• [Given task]
All of the entries need to be written out again, exactly as they are.

-*-*-

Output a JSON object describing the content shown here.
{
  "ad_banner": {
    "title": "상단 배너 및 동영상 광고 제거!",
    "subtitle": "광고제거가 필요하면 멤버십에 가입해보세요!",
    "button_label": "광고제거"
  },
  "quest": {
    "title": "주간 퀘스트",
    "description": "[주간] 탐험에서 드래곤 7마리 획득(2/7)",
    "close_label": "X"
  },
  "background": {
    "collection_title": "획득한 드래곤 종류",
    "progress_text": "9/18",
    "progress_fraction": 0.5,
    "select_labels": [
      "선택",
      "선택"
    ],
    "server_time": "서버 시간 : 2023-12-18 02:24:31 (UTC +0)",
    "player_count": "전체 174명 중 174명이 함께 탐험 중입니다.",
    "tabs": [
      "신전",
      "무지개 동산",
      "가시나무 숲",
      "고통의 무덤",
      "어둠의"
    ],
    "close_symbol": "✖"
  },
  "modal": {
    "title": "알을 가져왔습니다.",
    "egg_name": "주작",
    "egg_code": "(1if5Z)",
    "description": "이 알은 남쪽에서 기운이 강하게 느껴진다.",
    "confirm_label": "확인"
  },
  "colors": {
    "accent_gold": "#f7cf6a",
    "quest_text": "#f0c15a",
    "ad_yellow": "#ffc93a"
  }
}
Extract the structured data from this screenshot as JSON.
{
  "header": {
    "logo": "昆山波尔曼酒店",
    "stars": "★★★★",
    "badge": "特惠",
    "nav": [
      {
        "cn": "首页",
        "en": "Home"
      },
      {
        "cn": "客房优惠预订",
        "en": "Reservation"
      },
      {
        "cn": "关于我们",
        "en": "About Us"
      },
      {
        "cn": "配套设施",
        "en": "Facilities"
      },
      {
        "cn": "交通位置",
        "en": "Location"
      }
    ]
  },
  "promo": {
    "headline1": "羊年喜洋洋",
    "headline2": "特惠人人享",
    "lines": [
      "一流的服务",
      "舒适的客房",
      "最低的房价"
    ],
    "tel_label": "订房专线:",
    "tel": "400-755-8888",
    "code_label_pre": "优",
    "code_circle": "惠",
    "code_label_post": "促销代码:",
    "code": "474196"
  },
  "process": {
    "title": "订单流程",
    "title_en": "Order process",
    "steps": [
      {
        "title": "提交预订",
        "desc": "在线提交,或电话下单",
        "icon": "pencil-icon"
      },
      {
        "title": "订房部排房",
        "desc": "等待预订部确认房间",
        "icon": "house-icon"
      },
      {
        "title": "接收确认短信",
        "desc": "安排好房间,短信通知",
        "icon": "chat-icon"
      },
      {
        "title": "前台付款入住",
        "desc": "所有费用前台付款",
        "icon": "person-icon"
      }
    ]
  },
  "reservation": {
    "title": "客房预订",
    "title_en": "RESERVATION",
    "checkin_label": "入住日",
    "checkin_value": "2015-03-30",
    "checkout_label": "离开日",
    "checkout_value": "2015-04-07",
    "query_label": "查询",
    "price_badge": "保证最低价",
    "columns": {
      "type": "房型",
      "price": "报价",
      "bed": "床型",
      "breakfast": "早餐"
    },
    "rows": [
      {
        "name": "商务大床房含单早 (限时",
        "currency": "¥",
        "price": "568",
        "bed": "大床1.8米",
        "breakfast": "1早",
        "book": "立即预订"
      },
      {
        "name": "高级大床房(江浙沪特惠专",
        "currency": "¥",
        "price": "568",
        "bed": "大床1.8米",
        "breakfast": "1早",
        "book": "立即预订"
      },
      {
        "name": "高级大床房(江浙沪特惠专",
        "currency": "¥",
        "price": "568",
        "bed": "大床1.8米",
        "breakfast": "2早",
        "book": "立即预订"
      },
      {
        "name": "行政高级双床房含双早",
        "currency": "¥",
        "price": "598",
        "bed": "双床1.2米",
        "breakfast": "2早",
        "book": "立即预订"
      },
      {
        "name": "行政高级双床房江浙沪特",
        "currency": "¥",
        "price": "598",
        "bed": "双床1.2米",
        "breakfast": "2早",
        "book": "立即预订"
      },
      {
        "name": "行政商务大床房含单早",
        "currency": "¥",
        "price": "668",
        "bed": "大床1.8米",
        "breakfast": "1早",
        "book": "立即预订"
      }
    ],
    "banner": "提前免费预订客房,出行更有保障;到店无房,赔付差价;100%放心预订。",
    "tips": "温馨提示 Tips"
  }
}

-*-*-

• [Final result]
Output a JSON object describing the content shown here.
{
  "ad_banner": {
    "title": "상단 배너 및 동영상 광고 제거!",
    "subtitle": "광고제거가 필요하면 멤버십에 가입해보세요!",
    "button_label": "광고제거"
  },
  "quest": {
    "title": "주간 퀘스트",
    "description": "[주간] 탐험에서 드래곤 7마리 획득(2/7)",
    "close_label": "X"
  },
  "background": {
    "collection_title": "획득한 드래곤 종류",
    "progress_text": "9/18",
    "progress_fraction": 0.5,
    "select_labels": [
      "선택",
      "선택"
    ],
    "server_time": "서버 시간 : 2023-12-18 02:24:31 (UTC +0)",
    "player_count": "전체 174명 중 174명이 함께 탐험 중입니다.",
    "tabs": [
      "신전",
      "무지개 동산",
      "가시나무 숲",
      "고통의 무덤",
      "어둠의"
    ],
    "close_symbol": "✖"
  },
  "modal": {
    "title": "알을 가져왔습니다.",
    "egg_name": "주작",
    "egg_code": "(1if5Z)",
    "description": "이 알은 남쪽에서 기운이 강하게 느껴진다.",
    "confirm_label": "확인"
  },
  "colors": {
    "accent_gold": "#f7cf6a",
    "quest_text": "#f0c15a",
    "ad_yellow": "#ffc93a"
  }
}
Extract the structured data from this screenshot as JSON.
{
  "header": {
    "logo": "昆山波尔曼酒店",
    "stars": "★★★★",
    "badge": "特惠",
    "nav": [
      {
        "cn": "首页",
        "en": "Home"
      },
      {
        "cn": "客房优惠预订",
        "en": "Reservation"
      },
      {
        "cn": "关于我们",
        "en": "About Us"
      },
      {
        "cn": "配套设施",
        "en": "Facilities"
      },
      {
        "cn": "交通位置",
        "en": "Location"
      }
    ]
  },
  "promo": {
    "headline1": "羊年喜洋洋",
    "headline2": "特惠人人享",
    "lines": [
      "一流的服务",
      "舒适的客房",
      "最低的房价"
    ],
    "tel_label": "订房专线:",
    "tel": "400-755-8888",
    "code_label_pre": "优",
    "code_circle": "惠",
    "code_label_post": "促销代码:",
    "code": "474196"
  },
  "process": {
    "title": "订单流程",
    "title_en": "Order process",
    "steps": [
      {
        "title": "提交预订",
        "desc": "在线提交,或电话下单",
        "icon": "pencil-icon"
      },
      {
        "title": "订房部排房",
        "desc": "等待预订部确认房间",
        "icon": "house-icon"
      },
      {
        "title": "接收确认短信",
        "desc": "安排好房间,短信通知",
        "icon": "chat-icon"
      },
      {
        "title": "前台付款入住",
        "desc": "所有费用前台付款",
        "icon": "person-icon"
      }
    ]
  },
  "reservation": {
    "title": "客房预订",
    "title_en": "RESERVATION",
    "checkin_label": "入住日",
    "checkin_value": "2015-03-30",
    "checkout_label": "离开日",
    "checkout_value": "2015-04-07",
    "query_label": "查询",
    "price_badge": "保证最低价",
    "columns": {
      "type": "房型",
      "price": "报价",
      "bed": "床型",
      "breakfast": "早餐"
    },
    "rows": [
      {
        "name": "商务大床房含单早 (限时",
        "currency": "¥",
        "price": "568",
        "bed": "大床1.8米",
        "breakfast": "1早",
        "book": "立即预订"
      },
      {
        "name": "高级大床房(江浙沪特惠专",
        "currency": "¥",
        "price": "568",
        "bed": "大床1.8米",
        "breakfast": "1早",
        "book": "立即预订"
      },
      {
        "name": "高级大床房(江浙沪特惠专",
        "currency": "¥",
        "price": "568",
        "bed": "大床1.8米",
        "breakfast": "2早",
        "book": "立即预订"
      },
      {
        "name": "行政高级双床房含双早",
        "currency": "¥",
        "price": "598",
        "bed": "双床1.2米",
        "breakfast": "2早",
        "book": "立即预订"
      },
      {
        "name": "行政高级双床房江浙沪特",
        "currency": "¥",
        "price": "598",
        "bed": "双床1.2米",
        "breakfast": "2早",
        "book": "立即预订"
      },
      {
        "name": "行政商务大床房含单早",
        "currency": "¥",
        "price": "668",
        "bed": "大床1.8米",
        "breakfast": "1早",
        "book": "立即预订"
      }
    ],
    "banner": "提前免费预订客房,出行更有保障;到店无房,赔付差价;100%放心预订。",
    "tips": "温馨提示 Tips"
  }
}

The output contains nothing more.